## Begin Excerpt to read

In 2000, Lars Ulrich, drummer, co-founder of and ostensible spokesperson for the metal band Metallica, discovered that fans were sharing an unreleased, unfinished recording of a song for the Mission Impossible II soundtrack on the then hot file sharing software platform Napster. Ulrich set about the process of filing suit against Napster, several universities and other entities in an effort to stop end users from sharing the band's entire catalog. A judge agreed with the band's objections enough to issue an injunction against Napster, and the software company eventually settled out of court. It was an aggressive and ultimately successful legal strategy that got Metallica what they wanted, protection of their intellectual property.

Ulrich may have been satisfied with the outcome; however, many of his fans weren't. The band's aggressive and unrelenting songs were their brand - take no prisoners, be your own person because "nothing else matters." The aggressive legal action Ulrich took was completely rational yet it made them appear "corporate" and greedy. Ulrich's ire appeared to be directed at their millions of fans rather than a few file sharers given the fact he had 300,000 Metallica fans banned from using the software. Some of those fans vowed never again to purchase another Metallica song.

## End Excerpt to read
## Begin Dataset content

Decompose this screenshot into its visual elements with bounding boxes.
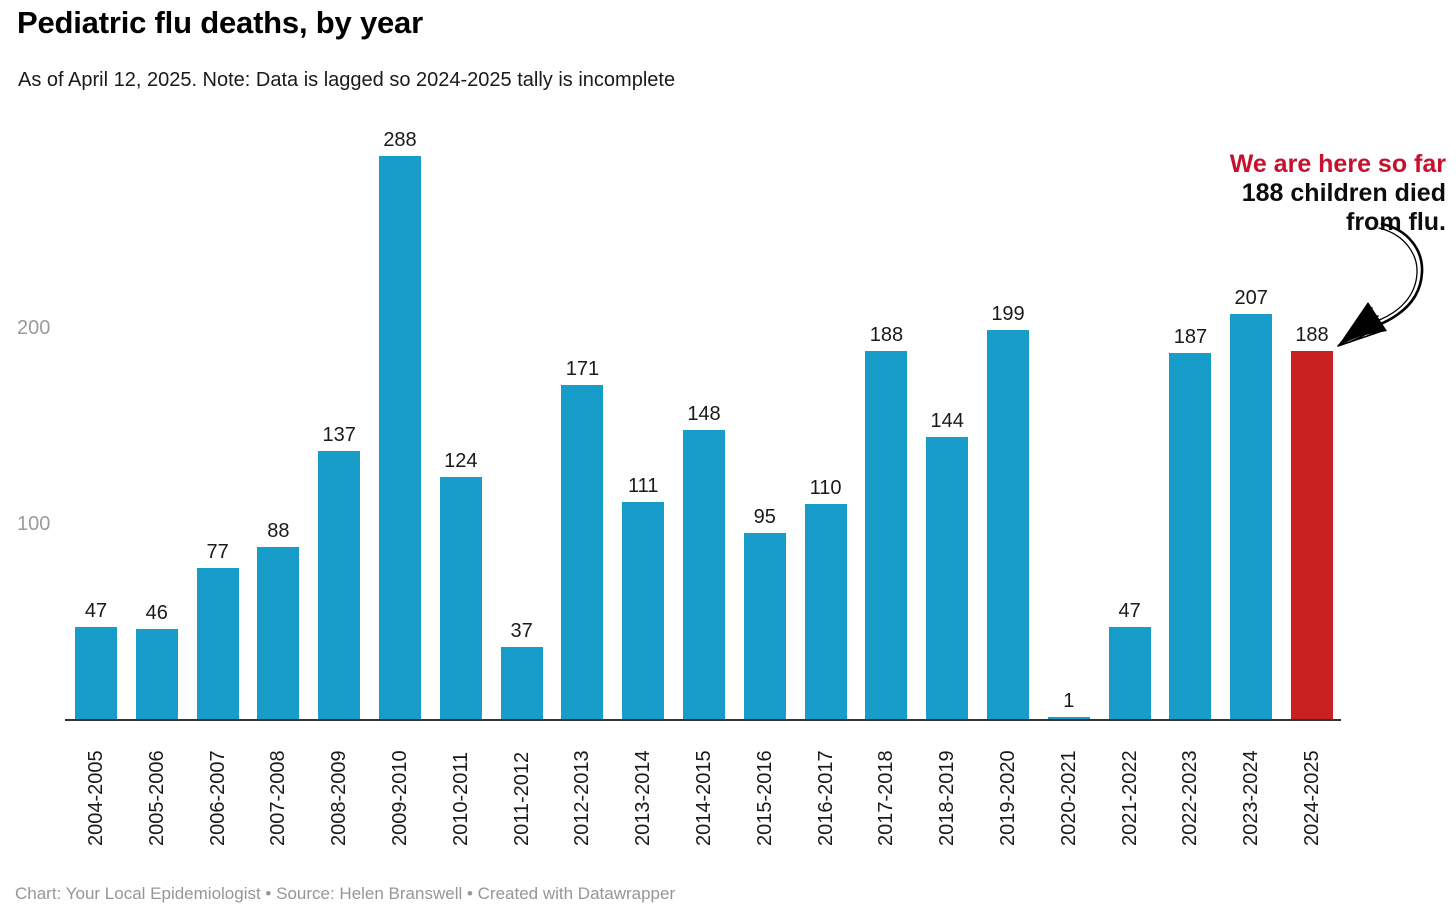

## End Dataset content

In the excerpt about Metallica and Napster, how many Metallica fans did Lars Ulrich have banned from using the software?

300,000 Metallica fans.